» **RECORD SET**:
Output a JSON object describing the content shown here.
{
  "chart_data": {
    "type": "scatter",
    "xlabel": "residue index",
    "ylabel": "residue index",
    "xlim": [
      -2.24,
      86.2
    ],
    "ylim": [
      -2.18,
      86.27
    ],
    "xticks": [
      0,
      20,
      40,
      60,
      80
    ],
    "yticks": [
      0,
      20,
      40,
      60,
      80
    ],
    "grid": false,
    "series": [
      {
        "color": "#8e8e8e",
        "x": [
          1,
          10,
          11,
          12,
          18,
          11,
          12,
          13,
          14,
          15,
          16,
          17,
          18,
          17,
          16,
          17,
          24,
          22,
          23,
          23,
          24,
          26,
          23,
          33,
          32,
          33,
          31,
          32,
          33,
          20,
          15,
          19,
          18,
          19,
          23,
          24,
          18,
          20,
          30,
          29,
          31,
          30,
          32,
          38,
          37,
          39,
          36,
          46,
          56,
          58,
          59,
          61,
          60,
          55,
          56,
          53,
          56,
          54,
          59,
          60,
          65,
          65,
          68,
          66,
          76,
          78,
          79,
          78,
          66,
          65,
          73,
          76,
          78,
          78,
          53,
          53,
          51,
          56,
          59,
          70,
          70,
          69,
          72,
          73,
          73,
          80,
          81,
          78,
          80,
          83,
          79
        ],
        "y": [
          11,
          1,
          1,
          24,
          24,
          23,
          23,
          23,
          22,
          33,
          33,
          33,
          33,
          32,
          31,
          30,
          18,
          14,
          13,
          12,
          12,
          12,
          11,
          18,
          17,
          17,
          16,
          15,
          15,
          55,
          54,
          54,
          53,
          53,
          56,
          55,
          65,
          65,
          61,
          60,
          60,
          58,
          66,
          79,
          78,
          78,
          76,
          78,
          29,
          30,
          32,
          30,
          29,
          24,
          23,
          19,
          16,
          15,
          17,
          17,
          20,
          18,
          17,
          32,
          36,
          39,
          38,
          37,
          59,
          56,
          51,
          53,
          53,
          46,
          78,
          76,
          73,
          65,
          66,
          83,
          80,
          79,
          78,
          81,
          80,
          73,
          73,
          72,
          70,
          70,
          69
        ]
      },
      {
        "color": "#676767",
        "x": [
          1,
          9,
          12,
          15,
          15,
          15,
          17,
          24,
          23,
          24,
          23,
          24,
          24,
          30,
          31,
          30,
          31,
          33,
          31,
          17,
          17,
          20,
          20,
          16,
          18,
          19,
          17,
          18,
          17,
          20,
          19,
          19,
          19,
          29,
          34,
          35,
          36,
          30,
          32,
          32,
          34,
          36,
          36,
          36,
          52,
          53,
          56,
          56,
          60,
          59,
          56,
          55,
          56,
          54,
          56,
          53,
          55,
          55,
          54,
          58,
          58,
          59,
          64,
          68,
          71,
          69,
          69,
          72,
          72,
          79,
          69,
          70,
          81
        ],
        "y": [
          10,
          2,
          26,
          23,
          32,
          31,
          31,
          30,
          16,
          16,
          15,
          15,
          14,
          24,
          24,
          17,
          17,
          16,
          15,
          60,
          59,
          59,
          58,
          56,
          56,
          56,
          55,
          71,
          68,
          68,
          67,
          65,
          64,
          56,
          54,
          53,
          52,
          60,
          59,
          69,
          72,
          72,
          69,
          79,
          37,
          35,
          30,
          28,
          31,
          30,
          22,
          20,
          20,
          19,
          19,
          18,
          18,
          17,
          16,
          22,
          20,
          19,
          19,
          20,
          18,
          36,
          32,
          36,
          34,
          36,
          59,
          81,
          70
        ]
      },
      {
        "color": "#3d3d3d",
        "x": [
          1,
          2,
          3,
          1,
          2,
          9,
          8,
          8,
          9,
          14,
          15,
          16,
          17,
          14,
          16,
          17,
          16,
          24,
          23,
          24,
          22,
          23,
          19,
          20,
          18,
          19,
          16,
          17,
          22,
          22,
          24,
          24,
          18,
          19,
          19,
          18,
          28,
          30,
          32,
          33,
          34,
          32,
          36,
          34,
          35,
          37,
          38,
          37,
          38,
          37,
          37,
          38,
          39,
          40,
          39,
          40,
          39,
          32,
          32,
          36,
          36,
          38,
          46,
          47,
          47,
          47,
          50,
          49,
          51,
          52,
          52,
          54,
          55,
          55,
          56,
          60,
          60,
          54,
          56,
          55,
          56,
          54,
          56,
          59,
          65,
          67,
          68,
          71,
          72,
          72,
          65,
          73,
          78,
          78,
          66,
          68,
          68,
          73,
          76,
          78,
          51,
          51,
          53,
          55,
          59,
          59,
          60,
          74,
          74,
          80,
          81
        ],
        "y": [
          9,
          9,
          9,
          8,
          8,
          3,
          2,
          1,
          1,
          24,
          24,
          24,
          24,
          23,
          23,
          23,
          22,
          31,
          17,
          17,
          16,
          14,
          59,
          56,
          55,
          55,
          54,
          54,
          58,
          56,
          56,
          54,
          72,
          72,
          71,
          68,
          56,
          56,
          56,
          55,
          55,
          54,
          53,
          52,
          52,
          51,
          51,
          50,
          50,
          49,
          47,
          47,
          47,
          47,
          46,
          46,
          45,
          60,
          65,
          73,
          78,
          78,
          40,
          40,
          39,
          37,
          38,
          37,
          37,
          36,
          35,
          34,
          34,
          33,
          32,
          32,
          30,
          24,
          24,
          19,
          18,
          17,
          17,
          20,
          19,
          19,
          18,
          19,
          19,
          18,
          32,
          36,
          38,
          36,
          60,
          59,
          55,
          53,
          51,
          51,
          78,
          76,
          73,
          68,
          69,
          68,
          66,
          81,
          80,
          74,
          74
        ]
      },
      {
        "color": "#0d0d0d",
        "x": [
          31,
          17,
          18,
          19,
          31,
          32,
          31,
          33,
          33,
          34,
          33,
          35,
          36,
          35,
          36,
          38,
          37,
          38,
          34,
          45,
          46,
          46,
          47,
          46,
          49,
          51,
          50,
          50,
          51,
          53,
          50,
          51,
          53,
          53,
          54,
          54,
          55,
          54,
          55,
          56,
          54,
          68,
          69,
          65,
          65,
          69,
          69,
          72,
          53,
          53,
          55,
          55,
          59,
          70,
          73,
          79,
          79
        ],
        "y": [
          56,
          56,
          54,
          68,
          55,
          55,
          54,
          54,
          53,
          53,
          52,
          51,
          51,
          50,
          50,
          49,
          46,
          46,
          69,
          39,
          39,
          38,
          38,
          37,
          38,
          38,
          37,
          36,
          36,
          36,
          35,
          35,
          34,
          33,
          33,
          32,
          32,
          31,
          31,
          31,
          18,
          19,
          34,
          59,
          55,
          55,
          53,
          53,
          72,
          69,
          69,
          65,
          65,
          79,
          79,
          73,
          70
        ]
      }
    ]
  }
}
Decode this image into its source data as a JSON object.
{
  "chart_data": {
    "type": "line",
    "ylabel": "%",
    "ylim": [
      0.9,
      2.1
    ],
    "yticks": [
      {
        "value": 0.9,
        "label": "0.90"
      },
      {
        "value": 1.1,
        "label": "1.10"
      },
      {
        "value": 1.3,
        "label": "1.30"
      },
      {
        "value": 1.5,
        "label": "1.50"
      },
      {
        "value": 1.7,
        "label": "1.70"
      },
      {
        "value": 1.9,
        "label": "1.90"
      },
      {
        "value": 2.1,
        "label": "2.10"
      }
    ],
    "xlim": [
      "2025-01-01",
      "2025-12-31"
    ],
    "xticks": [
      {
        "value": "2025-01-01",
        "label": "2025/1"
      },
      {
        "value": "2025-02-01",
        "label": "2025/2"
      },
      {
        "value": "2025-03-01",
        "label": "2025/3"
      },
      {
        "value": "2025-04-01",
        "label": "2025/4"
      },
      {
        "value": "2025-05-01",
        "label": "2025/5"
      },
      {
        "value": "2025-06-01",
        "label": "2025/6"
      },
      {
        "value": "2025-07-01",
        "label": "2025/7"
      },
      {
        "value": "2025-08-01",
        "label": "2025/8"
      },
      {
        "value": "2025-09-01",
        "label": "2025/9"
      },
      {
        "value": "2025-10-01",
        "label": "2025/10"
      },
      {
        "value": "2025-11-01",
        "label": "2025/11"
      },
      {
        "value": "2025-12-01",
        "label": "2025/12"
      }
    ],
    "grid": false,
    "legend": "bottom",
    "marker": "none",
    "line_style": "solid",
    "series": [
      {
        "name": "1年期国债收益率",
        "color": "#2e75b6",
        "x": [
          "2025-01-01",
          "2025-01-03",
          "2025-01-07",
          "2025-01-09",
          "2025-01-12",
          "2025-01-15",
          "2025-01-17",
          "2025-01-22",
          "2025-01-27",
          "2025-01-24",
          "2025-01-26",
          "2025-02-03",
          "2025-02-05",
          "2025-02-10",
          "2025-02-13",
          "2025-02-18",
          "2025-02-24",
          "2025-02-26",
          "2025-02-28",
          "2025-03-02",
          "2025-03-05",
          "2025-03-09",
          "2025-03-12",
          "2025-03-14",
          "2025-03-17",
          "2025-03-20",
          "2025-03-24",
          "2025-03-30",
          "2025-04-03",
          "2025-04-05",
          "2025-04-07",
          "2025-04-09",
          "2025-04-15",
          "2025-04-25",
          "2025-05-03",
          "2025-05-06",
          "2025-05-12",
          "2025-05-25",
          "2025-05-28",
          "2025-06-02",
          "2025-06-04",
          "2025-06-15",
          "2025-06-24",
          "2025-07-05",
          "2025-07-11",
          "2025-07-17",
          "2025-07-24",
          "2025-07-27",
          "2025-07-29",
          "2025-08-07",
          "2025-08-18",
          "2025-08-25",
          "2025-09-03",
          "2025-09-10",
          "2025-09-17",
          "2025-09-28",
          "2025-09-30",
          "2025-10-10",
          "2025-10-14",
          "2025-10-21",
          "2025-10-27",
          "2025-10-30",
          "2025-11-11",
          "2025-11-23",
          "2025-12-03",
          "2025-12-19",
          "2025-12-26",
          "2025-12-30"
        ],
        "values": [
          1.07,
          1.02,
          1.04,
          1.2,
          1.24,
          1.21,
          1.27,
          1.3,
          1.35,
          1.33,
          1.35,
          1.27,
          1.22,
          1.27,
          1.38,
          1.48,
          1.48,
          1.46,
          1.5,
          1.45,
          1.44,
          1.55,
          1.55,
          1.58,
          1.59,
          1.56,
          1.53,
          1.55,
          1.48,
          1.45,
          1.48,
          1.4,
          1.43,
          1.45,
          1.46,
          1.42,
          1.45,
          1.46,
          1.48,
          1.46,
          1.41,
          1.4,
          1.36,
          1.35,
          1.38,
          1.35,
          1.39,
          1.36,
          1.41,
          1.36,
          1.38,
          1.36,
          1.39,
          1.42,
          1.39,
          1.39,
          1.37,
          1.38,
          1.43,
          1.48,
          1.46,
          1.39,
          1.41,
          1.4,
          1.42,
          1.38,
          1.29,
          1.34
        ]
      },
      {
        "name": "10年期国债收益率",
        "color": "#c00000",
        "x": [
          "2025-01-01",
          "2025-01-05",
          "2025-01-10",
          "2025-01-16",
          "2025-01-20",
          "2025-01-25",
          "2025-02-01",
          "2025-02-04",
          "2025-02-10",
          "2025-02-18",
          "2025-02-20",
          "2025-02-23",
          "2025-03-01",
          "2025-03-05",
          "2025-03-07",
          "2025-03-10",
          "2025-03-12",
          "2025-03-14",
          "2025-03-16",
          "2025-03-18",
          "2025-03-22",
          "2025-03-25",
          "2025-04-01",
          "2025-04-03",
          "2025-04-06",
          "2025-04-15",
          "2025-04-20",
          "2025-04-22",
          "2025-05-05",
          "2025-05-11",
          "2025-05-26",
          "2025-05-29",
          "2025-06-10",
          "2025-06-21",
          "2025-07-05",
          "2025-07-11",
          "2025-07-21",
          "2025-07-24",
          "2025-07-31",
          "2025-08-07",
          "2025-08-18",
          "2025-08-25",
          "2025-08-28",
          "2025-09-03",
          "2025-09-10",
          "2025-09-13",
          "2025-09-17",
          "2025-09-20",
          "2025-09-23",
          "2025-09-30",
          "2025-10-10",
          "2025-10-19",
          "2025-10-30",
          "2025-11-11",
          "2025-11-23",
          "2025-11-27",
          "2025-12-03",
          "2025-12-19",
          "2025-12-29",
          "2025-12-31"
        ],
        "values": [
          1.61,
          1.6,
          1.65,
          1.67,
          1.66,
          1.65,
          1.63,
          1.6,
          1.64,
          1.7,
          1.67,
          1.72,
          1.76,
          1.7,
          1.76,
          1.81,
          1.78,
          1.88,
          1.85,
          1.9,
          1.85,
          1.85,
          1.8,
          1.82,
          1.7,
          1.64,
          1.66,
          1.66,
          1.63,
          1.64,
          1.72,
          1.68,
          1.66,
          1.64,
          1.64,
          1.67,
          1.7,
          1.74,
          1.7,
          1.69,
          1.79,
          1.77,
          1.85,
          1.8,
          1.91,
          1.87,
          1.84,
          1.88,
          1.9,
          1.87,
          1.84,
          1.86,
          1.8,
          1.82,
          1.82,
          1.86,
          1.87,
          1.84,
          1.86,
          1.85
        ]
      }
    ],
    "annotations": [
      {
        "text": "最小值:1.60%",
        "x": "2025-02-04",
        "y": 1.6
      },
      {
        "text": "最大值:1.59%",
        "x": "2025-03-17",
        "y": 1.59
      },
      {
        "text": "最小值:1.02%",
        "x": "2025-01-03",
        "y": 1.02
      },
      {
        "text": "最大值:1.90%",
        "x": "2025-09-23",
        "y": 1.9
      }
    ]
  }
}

» **GOAL OF THE EXERCISE**: In the material above, find the lines that contain "text" and show them.

» **RESULT BELOW**:
        "text": "最小值:1.60%",
        "text": "最大值:1.59%",
        "text": "最小值:1.02%",
        "text": "最大值:1.90%",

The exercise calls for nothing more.